Retype exactly and only the lines from the one that contains "Extract all readable text from this page." through the final line of the data; pictures are left out.

Lines of data:
•••••

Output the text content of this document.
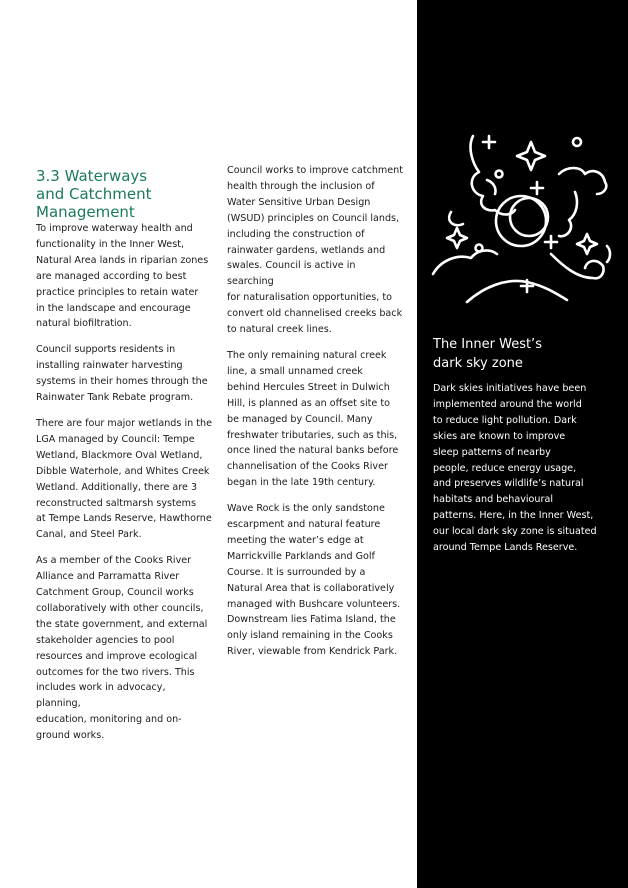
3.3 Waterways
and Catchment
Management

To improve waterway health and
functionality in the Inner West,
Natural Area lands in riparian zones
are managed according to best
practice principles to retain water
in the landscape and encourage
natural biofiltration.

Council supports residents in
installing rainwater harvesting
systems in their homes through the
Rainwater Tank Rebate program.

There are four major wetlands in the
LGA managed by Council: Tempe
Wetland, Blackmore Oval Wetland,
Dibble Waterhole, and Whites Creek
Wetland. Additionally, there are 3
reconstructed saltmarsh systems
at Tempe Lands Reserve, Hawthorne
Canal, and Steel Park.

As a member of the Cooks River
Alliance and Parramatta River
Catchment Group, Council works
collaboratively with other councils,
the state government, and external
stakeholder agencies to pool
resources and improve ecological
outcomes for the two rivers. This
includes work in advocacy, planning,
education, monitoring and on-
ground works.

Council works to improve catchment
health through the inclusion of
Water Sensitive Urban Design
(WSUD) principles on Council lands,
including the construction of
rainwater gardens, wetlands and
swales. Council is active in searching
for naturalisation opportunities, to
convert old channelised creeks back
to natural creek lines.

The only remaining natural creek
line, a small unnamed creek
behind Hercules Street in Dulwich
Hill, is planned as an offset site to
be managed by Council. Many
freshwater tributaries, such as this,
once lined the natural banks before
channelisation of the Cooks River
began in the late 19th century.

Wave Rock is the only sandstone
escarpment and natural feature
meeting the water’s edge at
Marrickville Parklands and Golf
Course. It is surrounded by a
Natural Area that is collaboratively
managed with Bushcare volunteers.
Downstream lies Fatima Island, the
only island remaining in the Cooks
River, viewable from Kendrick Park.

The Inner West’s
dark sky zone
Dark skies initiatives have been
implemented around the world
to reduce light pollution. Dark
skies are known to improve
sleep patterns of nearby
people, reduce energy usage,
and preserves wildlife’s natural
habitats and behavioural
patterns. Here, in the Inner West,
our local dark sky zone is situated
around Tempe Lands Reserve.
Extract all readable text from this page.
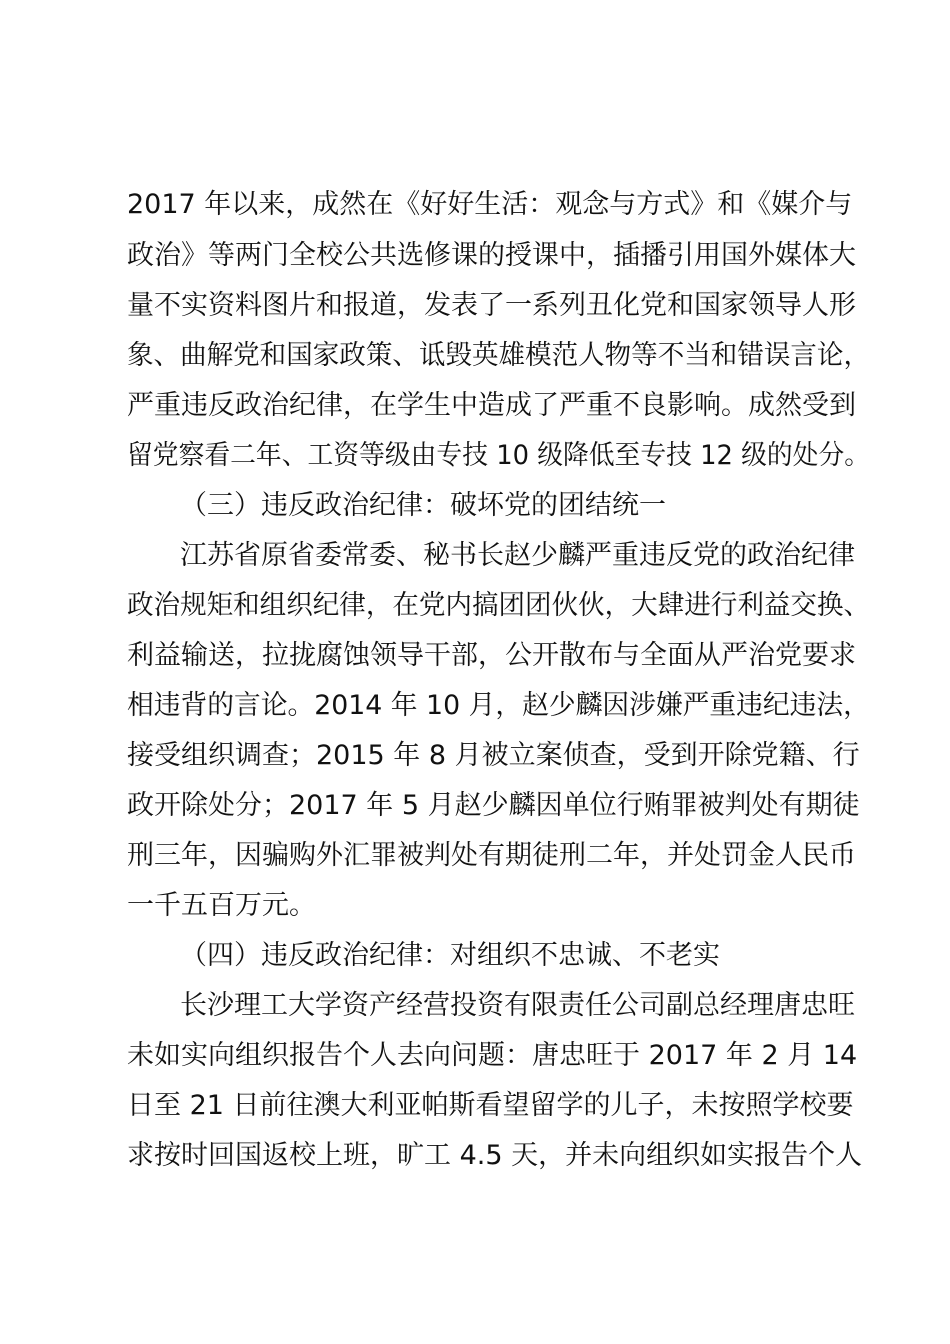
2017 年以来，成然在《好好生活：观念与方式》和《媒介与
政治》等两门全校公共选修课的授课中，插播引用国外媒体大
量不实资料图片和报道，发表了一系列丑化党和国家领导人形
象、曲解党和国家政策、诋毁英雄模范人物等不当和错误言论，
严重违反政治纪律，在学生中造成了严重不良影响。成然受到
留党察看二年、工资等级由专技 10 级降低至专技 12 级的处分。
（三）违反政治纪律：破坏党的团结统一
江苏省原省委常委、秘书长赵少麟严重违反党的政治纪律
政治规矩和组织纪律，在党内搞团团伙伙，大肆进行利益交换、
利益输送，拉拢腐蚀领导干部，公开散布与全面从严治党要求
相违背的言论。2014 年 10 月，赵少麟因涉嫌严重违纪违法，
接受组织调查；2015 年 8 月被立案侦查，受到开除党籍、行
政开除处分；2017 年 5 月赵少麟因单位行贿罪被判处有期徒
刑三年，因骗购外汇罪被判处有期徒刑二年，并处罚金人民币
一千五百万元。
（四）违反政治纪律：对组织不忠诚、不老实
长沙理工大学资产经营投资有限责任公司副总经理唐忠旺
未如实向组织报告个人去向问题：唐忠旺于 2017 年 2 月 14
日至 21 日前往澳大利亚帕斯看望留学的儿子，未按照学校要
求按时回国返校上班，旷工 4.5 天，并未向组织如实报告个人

•••••

EXERCISE SOLUTION:
Extract all readable text from this page.
2017 年以来，成然在《好好生活：观念与方式》和《媒介与
政治》等两门全校公共选修课的授课中，插播引用国外媒体大
量不实资料图片和报道，发表了一系列丑化党和国家领导人形
象、曲解党和国家政策、诋毁英雄模范人物等不当和错误言论，
严重违反政治纪律，在学生中造成了严重不良影响。成然受到
留党察看二年、工资等级由专技 10 级降低至专技 12 级的处分。
（三）违反政治纪律：破坏党的团结统一
江苏省原省委常委、秘书长赵少麟严重违反党的政治纪律
政治规矩和组织纪律，在党内搞团团伙伙，大肆进行利益交换、
利益输送，拉拢腐蚀领导干部，公开散布与全面从严治党要求
相违背的言论。2014 年 10 月，赵少麟因涉嫌严重违纪违法，
接受组织调查；2015 年 8 月被立案侦查，受到开除党籍、行
政开除处分；2017 年 5 月赵少麟因单位行贿罪被判处有期徒
刑三年，因骗购外汇罪被判处有期徒刑二年，并处罚金人民币
一千五百万元。
（四）违反政治纪律：对组织不忠诚、不老实
长沙理工大学资产经营投资有限责任公司副总经理唐忠旺
未如实向组织报告个人去向问题：唐忠旺于 2017 年 2 月 14
日至 21 日前往澳大利亚帕斯看望留学的儿子，未按照学校要
求按时回国返校上班，旷工 4.5 天，并未向组织如实报告个人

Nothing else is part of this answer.